§ **Exercise instructions**
Could you give the lines in the records from the one containing "x-tick-label: M5 (406, 486, 427, 502)" through the one containing "x-tick-label: M13 (924, 486, 954, 502)", both included, as a numbered list with blank lines omitted?

Begin

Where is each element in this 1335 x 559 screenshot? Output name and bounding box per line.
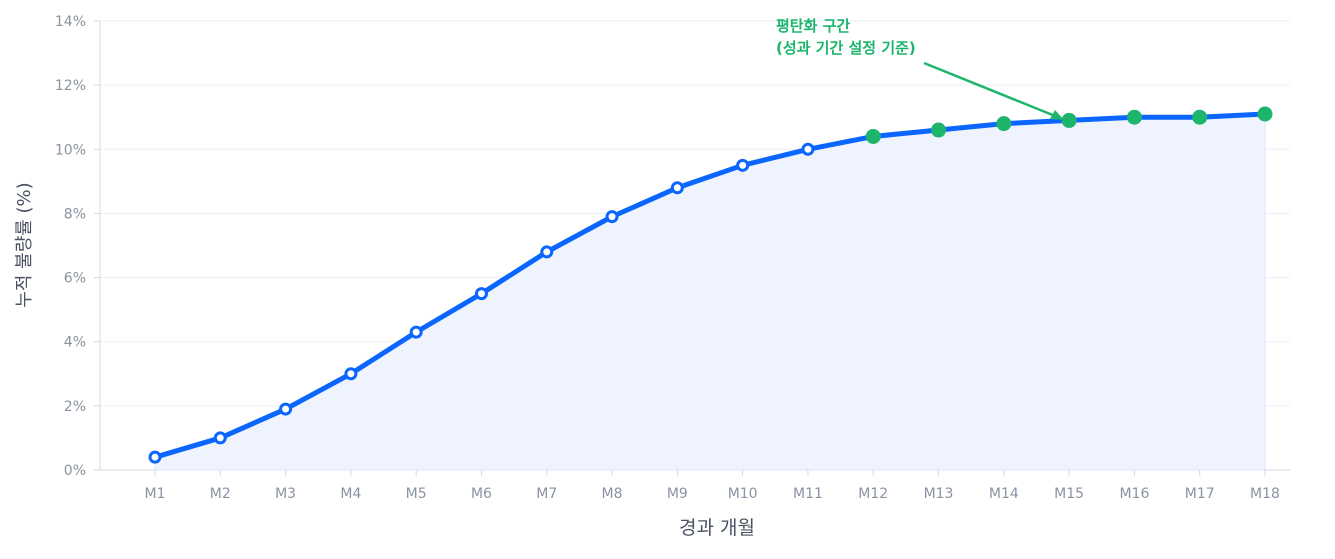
x-tick-label: M5 (406, 486, 427, 502)
x-tick-label: M2 (210, 486, 231, 502)
y-tick-label: 10% (55, 142, 86, 158)
annotation-line-1: 평탄화 구간 (776, 17, 850, 35)
plateau-point (1061, 112, 1077, 128)
plateau-point (996, 116, 1012, 132)
data-point (344, 367, 358, 381)
x-tick-label: M13 (924, 486, 954, 502)
x-tick-label: M12 (858, 486, 888, 502)
plateau-point (865, 128, 881, 144)
y-tick-label: 4% (64, 335, 86, 351)
data-point (279, 402, 293, 416)
data-point (409, 325, 423, 339)
annotation-arrowhead (1050, 110, 1064, 120)
series-line (154, 111, 1266, 460)
x-tick-label: M11 (793, 486, 823, 502)
x-tick-label: M15 (1054, 486, 1084, 502)
annotation-arrow (923, 61, 1061, 120)
data-point (148, 450, 162, 464)
x-tick-label: M17 (1185, 486, 1215, 502)
annotation: 평탄화 구간 (성과 기간 설정 기준) (776, 17, 1064, 120)
data-point (736, 158, 750, 172)
y-tick-label: 14% (55, 14, 86, 30)
x-tick-label: M16 (1119, 486, 1149, 502)
x-tick-label: M10 (728, 486, 758, 502)
annotation-line-2: (성과 기간 설정 기준) (776, 39, 916, 57)
x-tick-label: M7 (536, 486, 557, 502)
y-tick-label: 2% (64, 399, 86, 415)
y-tick-label: 0% (64, 463, 86, 479)
x-tick-label: M4 (340, 486, 361, 502)
y-tick-label: 8% (64, 206, 86, 222)
data-point (801, 142, 815, 156)
x-tick-label: M1 (145, 486, 166, 502)
y-tick-label: 12% (55, 78, 86, 94)
x-tick-label: M9 (667, 486, 688, 502)
data-point (605, 210, 619, 224)
x-tick-label: M8 (602, 486, 623, 502)
x-tick-label: M6 (471, 486, 492, 502)
x-tick-label: M14 (989, 486, 1019, 502)
area-fill (154, 113, 1266, 471)
y-tick-label: 6% (64, 271, 86, 287)
plateau-point (931, 122, 947, 138)
y-axis-title: 누적 불량률 (%) (14, 182, 35, 307)
data-point (670, 181, 684, 195)
data-point (213, 431, 227, 445)
x-axis-title: 경과 개월 (679, 517, 755, 539)
x-tick-label: M3 (275, 486, 296, 502)
x-tick-label: M18 (1250, 486, 1280, 502)
plateau-point (1192, 109, 1208, 125)
plateau-point (1257, 106, 1273, 122)
data-point (474, 287, 488, 301)
data-point (540, 245, 554, 259)
plateau-point (1126, 109, 1142, 125)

End

§ **The output**
1. x-tick-label: M5 (406, 486, 427, 502)
2. x-tick-label: M2 (210, 486, 231, 502)
3. y-tick-label: 10% (55, 142, 86, 158)
4. annotation-line-1: 평탄화 구간 (776, 17, 850, 35)
5. plateau-point (1061, 112, 1077, 128)
6. plateau-point (996, 116, 1012, 132)
7. data-point (344, 367, 358, 381)
8. x-tick-label: M13 (924, 486, 954, 502)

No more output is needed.